## EXERCISE DETAILS
Copy each line of the data below with the word "keep".

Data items
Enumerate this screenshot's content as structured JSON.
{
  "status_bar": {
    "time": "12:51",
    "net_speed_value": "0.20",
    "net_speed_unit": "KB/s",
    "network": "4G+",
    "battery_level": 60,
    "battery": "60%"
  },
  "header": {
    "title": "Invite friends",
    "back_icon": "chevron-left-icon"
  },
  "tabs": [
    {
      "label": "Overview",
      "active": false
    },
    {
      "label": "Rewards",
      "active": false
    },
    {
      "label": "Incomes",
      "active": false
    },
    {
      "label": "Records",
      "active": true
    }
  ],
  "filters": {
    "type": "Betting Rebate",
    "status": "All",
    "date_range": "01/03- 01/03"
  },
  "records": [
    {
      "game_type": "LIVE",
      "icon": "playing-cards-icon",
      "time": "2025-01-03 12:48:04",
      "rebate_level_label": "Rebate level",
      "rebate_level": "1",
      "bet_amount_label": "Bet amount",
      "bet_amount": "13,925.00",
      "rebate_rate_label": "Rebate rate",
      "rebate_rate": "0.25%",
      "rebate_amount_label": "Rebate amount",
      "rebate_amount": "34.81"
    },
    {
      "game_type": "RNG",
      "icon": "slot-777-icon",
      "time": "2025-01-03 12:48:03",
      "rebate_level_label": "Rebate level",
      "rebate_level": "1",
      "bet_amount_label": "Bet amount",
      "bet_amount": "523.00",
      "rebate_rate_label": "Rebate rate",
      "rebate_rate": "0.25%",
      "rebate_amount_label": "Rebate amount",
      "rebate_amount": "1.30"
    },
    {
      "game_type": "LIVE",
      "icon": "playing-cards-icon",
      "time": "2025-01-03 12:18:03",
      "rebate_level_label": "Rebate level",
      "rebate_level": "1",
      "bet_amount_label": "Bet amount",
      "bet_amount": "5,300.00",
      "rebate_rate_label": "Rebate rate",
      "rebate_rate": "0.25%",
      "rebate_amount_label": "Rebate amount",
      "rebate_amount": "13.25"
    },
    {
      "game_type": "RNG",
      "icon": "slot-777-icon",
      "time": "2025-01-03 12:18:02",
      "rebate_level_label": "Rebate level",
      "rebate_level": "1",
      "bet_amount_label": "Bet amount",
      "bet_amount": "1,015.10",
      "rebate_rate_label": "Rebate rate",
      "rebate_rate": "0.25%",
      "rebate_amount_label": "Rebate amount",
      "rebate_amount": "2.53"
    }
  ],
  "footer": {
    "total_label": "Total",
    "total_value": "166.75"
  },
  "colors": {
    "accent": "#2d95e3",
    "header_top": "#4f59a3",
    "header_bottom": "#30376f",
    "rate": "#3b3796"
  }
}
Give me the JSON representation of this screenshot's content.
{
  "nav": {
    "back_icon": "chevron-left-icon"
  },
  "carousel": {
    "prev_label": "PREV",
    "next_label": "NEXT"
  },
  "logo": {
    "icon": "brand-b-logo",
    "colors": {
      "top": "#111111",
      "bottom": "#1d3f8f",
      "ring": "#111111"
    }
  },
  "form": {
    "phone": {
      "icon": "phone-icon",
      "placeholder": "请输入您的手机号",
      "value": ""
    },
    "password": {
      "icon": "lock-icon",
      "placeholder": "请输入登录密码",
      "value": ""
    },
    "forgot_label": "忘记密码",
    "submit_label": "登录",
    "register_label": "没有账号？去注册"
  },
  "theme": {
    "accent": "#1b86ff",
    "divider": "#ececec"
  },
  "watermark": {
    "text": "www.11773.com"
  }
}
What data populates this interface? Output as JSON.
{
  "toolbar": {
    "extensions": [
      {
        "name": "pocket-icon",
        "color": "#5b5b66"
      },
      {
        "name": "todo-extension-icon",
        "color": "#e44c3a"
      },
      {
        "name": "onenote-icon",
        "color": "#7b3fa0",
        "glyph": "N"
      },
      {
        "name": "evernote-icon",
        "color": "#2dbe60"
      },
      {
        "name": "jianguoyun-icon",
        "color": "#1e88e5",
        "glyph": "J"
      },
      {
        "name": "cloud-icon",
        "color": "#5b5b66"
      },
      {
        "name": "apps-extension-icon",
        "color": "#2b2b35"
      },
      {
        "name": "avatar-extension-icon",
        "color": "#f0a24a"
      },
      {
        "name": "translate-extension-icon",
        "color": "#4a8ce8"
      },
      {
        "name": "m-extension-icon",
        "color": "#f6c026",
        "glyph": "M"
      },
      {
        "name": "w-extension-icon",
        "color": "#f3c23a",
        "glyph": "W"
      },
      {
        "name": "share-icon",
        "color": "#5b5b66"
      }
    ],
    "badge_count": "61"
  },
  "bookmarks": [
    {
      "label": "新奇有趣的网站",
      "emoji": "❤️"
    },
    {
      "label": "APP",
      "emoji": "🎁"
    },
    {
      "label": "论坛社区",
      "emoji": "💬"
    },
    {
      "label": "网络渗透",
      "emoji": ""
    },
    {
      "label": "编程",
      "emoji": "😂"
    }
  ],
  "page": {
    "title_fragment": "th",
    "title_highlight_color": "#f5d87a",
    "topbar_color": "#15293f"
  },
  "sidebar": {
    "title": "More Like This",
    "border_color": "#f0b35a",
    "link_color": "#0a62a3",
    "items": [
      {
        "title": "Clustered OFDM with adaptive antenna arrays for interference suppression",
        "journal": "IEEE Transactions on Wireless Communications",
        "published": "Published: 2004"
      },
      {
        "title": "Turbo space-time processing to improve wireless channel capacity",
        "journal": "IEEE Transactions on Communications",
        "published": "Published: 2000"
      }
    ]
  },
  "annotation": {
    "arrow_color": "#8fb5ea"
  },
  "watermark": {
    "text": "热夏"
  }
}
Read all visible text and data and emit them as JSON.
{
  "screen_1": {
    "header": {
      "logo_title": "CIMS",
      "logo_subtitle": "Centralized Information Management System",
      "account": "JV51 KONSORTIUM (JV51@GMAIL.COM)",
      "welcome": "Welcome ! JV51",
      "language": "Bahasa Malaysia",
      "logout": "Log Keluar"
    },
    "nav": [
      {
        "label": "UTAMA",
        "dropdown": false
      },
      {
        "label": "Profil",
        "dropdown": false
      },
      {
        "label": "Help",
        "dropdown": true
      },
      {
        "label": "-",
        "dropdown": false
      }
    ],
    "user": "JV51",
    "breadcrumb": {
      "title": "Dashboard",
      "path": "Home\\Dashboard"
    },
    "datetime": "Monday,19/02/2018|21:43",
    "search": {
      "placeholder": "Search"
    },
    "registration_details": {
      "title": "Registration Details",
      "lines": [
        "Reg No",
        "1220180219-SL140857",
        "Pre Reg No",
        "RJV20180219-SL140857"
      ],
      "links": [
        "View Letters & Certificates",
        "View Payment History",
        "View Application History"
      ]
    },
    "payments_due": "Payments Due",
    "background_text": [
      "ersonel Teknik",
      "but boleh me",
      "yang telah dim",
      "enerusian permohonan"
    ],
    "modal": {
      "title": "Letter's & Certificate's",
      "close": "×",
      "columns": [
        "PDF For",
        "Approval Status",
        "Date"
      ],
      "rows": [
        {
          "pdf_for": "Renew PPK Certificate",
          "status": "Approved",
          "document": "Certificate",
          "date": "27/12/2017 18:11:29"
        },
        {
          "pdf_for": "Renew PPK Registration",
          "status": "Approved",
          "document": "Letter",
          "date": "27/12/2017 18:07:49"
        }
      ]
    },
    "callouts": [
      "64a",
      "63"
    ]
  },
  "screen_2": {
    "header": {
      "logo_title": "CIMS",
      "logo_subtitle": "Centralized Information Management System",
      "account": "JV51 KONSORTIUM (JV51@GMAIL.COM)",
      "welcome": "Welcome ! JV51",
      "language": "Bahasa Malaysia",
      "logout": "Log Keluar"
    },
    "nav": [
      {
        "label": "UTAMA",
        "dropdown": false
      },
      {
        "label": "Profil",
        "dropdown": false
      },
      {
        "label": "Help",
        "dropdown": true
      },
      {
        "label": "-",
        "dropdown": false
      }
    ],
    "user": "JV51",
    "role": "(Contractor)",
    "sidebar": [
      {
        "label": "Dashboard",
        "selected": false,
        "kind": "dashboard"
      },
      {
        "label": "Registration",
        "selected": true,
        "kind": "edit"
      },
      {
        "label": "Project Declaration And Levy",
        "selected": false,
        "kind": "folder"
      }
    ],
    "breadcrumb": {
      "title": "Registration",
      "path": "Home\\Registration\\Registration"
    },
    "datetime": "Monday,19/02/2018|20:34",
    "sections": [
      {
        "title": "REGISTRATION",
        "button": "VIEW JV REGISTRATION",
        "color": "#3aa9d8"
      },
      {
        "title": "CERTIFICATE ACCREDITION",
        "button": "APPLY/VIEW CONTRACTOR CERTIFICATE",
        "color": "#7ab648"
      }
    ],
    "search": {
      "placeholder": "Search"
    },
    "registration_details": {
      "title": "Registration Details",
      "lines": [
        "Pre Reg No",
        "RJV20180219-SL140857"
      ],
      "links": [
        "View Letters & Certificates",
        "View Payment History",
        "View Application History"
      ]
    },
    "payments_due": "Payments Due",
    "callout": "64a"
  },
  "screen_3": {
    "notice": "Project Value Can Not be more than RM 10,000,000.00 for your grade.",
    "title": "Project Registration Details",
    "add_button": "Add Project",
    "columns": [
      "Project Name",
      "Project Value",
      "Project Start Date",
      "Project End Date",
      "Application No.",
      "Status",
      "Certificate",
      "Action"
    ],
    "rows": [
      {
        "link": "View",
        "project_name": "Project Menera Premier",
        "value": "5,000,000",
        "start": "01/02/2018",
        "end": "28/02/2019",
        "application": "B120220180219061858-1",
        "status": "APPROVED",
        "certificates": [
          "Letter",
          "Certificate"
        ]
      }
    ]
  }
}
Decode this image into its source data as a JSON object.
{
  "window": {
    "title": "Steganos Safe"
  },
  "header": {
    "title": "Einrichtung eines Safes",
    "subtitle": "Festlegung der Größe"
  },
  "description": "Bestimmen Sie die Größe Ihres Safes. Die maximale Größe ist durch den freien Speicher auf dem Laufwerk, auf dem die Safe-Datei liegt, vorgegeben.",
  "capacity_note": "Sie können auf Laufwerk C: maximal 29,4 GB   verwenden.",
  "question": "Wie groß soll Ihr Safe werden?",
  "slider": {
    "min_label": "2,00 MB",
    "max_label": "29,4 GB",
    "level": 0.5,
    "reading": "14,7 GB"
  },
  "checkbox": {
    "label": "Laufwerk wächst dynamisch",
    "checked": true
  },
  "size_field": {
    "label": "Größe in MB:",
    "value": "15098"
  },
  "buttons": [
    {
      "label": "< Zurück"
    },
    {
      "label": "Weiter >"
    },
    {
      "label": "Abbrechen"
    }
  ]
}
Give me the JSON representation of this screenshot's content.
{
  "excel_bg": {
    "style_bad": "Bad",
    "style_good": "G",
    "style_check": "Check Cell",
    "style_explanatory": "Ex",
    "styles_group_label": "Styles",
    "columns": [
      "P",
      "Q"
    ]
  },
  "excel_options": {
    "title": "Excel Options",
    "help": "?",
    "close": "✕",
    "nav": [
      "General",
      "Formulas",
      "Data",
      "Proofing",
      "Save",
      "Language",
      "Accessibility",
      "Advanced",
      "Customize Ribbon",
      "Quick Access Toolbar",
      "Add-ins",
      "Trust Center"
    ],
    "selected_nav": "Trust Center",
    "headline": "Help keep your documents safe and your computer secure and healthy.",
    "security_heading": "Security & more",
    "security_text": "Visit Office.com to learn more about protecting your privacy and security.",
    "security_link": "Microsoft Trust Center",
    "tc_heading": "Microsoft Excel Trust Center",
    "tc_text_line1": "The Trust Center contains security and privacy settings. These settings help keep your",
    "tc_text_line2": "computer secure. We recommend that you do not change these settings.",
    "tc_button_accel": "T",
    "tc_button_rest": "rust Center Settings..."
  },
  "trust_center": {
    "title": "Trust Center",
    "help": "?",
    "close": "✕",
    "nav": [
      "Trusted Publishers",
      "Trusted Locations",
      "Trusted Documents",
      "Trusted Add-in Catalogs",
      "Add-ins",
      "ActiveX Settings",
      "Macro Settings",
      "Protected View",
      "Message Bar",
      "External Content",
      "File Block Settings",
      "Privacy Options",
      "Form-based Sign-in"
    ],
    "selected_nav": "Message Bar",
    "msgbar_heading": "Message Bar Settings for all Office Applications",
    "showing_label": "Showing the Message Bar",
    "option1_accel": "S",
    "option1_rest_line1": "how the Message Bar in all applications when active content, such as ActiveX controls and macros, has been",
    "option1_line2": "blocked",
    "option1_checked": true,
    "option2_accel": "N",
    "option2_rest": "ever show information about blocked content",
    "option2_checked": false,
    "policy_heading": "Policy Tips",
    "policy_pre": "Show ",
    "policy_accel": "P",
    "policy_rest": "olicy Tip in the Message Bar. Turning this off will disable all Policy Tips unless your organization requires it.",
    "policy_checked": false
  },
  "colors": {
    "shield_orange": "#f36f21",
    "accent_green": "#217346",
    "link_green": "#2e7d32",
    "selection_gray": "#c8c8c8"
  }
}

## COMPLETED TASK
    "headline": "Help keep your documents safe and your computer secure and healthy.",
    "tc_text_line1": "The Trust Center contains security and privacy settings. These settings help keep your",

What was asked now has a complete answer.